_ВЫБРАННЫЙ ФРАГМЕНТ_.
Помнится ужас первых бомбардировок. Мы узнали, что взрыв авиабомбы может расколоть четырехэтажный дом пополам. Во дворах гремели очередями зенитные батареи, на крышах заливались счетверенные «Максимы». Высоко над нашими домами защищали небо аэростаты воздушного заграждения. И уже к концу октября я на слух мог отличить, кто бомбит нас: «фокке-вульфы» или «юнкерсы».

Пришла зима, начали умирать от голода и холода соседи. Друзья и просто знакомые стали съезжаться. Вместе было легче. В небольшой комнате жило по три, а то и четыре семьи. Женщины и дети. Спасительницей стала похожая на бочонок печка-«буржуйка», для которой каждый старался раздобыть хотя бы несколько щепочек.

Около райкома партии была громадная, в полстены карта. На ней каждый день отмечали линию фронта. Два года она сдвигалась то на восток, то на запад, но около нашего кружка оставалась неподвижной. Как-то эта фанерная карта упала, и стойка штакетника, который огораживал газон, прошла сквозь фанеру и «разнесла» Германию на мелкие кусочки. Как это развеселило и детей, и взрослых! Все уверовали в скорую победу.

А мне очень хотелось есть, хотелось, чтобы скорее окончилась война, чтобы скорее вернулся папа. Впрочем, этого же хотели живущие вместе с нами и Серёжка, и Юрка. Но Серёжкин отец и мой были по ту сторону блокадного кольца, и мы ничего о них не знали.

О Юркином отце нам было достоверно известно, что он артиллерист на бронепоезде «Балтиец» в «Ижорской республике». Так в шутку называли Ораниенбаумский укрепрайон, отрезанный даже от Ленинграда. А как-то Юрка (он был старше нас и уже ходил в школу) с гордостью сообщил, что на «Балтийце» стоят пушки с самой «Авроры». Много позже я узнал, что крейсер, после нескольких попаданий в него авиабомб, был разоружён, притоплен, и до конца блокады стреляли только его зенитки. Но связь с Ораниенбаумом поддерживалась, и кое-что продуктовое с этой «республики» юркиному отцу для нашей коммуны удавалось присылать с оказией. В начале 1943 г. артиллерист пожаловал сам. Он был ранен, лежал в госпитале и был отпущен ненадолго для получения медали «За оборону Ленинграда».

В тот год фашистов отбросили от озера и вдоль берега проложили железную дорогу. Кто из тех, кто знаком с голодными годами войны, не вспомнит с благодарностью большие жёлтые жестяные банки превкусной американской тушёнки с аппетитными кусочками сала, небольшие банки с колбасой? Нам такое было в новинку. И сахар красноватого оттенка. По-видимому, в нём были какие-то лекарственные добавки. А для нас он был необычен тем, что когда его высыпали на тарелку, то он не сохранялся горкой, а расползался по её донышку, почему и получил название «живой». Потом стали приходить детские вещи, собранные американскими семьями для детей России. Мне, уже первокласснику, достались настоящие брюки. И, самое замечательное, на том месте, где на наших штанов были пуговицы, у американских стояла застёжка «молния». Мне раз сто в первый день пришлось демонстрировать это чудо заморского портняжного искусства.

_УСЛОВИЕ ЗАДАНИЯ_. Выведите без изменений часть фрагмента о блокаде Ленинграда: всё начиная со слов «Пришла зима, начали» и вплоть до слов «в скорую победу.» включительно.

_ИЗВЛЕЧЁННЫЕ ДАННЫЕ_.
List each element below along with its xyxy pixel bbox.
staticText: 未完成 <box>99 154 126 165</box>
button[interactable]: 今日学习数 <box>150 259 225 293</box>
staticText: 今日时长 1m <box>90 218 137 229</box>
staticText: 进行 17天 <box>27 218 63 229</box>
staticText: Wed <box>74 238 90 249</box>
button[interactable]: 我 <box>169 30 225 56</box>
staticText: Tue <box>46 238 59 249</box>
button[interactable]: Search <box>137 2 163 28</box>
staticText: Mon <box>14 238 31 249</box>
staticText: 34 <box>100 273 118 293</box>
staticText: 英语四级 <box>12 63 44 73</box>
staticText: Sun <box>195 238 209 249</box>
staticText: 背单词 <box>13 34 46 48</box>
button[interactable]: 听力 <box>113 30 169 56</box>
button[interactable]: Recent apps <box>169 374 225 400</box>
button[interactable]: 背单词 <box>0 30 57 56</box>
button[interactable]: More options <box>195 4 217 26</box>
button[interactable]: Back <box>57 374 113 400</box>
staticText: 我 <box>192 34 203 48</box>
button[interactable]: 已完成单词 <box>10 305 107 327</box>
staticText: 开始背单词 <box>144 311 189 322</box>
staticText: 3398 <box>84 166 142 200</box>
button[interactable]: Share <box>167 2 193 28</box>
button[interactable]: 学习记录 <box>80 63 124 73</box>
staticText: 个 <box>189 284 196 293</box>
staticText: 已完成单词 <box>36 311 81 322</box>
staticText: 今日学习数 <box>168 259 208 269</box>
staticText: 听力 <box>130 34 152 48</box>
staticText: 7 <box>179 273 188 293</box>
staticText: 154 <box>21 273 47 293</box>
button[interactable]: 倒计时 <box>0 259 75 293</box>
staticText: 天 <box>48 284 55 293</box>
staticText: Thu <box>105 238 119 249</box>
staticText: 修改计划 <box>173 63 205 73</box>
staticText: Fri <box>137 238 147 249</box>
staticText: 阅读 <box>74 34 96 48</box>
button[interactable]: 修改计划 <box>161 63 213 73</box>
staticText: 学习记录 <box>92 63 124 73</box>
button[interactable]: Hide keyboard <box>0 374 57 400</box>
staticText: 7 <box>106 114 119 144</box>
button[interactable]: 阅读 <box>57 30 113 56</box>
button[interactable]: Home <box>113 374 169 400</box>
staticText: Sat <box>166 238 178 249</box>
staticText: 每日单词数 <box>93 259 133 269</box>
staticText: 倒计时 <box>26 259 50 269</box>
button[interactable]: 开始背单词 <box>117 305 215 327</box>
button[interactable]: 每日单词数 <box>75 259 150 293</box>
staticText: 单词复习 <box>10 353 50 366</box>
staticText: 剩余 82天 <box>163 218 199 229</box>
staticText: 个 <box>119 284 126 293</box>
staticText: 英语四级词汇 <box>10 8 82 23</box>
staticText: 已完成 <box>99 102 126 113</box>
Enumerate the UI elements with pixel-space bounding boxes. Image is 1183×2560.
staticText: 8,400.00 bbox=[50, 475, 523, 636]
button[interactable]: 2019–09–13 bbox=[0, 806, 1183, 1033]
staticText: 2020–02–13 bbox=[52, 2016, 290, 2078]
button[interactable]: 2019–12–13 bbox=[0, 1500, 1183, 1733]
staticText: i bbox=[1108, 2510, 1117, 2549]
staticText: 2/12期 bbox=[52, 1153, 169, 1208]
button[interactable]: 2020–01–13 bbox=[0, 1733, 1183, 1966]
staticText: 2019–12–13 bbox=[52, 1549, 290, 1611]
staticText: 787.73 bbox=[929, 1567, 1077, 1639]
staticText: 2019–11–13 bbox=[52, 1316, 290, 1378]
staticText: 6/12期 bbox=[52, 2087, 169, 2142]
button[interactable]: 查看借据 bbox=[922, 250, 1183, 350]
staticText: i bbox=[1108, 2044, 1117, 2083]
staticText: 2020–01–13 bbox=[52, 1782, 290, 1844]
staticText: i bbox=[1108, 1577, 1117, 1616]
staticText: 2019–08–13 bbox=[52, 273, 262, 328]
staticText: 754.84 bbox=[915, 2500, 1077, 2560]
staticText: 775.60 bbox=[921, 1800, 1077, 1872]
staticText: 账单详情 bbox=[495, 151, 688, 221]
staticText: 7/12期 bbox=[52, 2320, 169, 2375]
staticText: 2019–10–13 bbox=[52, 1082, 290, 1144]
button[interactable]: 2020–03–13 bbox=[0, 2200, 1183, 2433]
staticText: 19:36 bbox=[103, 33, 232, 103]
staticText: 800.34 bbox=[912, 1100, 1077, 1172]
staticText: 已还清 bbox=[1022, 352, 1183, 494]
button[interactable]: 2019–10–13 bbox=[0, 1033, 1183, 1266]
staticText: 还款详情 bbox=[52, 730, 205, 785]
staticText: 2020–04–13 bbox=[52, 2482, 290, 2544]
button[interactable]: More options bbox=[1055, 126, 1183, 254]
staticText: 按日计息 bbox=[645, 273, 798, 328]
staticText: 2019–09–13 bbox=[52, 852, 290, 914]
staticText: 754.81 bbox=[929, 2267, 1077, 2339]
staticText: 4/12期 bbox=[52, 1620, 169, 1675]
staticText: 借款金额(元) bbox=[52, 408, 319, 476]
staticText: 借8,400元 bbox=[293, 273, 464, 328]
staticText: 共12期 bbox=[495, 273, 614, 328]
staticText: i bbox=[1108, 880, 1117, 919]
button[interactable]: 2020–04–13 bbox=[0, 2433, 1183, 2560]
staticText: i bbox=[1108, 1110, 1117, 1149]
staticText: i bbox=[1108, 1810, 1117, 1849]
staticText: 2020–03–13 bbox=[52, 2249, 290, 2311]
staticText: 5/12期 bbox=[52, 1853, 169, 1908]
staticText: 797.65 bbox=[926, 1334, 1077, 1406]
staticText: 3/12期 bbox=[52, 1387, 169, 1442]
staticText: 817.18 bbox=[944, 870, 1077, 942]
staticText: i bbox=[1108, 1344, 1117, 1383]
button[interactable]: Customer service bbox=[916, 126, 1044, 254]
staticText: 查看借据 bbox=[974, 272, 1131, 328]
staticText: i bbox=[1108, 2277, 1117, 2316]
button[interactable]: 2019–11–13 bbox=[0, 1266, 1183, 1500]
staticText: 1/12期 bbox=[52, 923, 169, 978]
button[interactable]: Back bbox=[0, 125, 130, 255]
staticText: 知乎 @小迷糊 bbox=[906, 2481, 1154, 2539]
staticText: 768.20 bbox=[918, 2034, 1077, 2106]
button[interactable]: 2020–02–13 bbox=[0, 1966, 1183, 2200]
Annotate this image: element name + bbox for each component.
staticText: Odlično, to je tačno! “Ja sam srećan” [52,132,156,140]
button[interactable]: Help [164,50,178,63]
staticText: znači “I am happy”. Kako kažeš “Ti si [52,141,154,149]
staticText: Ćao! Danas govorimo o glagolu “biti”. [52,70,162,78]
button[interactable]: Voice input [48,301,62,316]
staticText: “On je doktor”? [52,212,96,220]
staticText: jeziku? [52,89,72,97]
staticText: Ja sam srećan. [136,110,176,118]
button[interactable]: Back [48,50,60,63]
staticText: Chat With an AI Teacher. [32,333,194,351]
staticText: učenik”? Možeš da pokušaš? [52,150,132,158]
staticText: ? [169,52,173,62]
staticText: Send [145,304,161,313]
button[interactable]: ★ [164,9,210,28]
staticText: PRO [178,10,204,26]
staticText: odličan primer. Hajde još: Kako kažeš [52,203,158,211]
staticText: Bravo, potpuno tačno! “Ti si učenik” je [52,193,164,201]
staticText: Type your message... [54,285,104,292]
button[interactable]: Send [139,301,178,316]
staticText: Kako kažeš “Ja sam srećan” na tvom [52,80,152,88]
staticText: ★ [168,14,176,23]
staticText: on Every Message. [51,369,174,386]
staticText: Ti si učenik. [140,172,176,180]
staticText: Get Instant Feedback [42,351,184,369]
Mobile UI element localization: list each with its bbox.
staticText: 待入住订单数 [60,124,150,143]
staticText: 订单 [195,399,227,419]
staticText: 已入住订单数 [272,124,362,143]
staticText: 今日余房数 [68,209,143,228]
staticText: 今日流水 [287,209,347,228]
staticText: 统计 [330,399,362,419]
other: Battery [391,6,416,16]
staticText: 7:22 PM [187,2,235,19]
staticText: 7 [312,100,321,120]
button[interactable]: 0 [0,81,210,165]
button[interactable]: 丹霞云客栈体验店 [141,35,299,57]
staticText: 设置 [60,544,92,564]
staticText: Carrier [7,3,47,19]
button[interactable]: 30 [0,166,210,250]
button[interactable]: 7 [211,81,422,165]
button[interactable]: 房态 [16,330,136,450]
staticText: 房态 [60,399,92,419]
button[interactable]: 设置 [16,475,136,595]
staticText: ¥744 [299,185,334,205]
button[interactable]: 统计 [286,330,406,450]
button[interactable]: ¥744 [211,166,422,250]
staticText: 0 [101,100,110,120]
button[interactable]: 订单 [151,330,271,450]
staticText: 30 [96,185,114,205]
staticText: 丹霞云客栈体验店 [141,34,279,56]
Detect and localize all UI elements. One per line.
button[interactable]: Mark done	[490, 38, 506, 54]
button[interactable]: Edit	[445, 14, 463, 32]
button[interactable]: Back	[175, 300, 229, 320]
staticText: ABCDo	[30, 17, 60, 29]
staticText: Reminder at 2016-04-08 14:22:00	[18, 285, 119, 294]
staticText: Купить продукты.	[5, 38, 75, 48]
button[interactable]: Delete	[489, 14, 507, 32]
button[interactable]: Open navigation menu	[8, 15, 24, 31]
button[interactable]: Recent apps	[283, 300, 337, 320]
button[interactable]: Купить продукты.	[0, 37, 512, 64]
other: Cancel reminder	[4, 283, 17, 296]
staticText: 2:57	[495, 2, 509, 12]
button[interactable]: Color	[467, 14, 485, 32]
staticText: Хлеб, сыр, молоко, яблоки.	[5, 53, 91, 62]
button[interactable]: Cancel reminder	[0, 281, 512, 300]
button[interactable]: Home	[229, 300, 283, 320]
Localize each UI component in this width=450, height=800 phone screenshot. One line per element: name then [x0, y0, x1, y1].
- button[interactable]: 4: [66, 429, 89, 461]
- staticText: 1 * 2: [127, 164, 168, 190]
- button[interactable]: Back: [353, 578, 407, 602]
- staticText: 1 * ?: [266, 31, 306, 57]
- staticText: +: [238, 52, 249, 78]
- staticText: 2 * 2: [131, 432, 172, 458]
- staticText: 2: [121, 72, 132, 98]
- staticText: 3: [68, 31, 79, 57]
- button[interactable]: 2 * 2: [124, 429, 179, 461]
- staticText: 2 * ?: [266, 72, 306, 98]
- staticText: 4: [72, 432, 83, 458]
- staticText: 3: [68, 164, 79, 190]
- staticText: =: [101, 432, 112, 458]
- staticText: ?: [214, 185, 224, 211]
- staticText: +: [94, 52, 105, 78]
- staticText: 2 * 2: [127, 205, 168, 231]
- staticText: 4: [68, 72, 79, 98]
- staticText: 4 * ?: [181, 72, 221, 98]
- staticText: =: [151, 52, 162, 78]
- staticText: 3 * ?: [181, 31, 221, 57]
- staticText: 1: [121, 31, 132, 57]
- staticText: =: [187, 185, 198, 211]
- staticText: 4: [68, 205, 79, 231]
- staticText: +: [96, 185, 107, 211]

_ПОЛНЫЙ ОТВЕТ_.
Пришла зима, начали умирать от голода и холода соседи. Друзья и просто знакомые стали съезжаться. Вместе было легче. В небольшой комнате жило по три, а то и четыре семьи. Женщины и дети. Спасительницей стала похожая на бочонок печка-«буржуйка», для которой каждый старался раздобыть хотя бы несколько щепочек.

Около райкома партии была громадная, в полстены карта. На ней каждый день отмечали линию фронта. Два года она сдвигалась то на восток, то на запад, но около нашего кружка оставалась неподвижной. Как-то эта фанерная карта упала, и стойка штакетника, который огораживал газон, прошла сквозь фанеру и «разнесла» Германию на мелкие кусочки. Как это развеселило и детей, и взрослых! Все уверовали в скорую победу.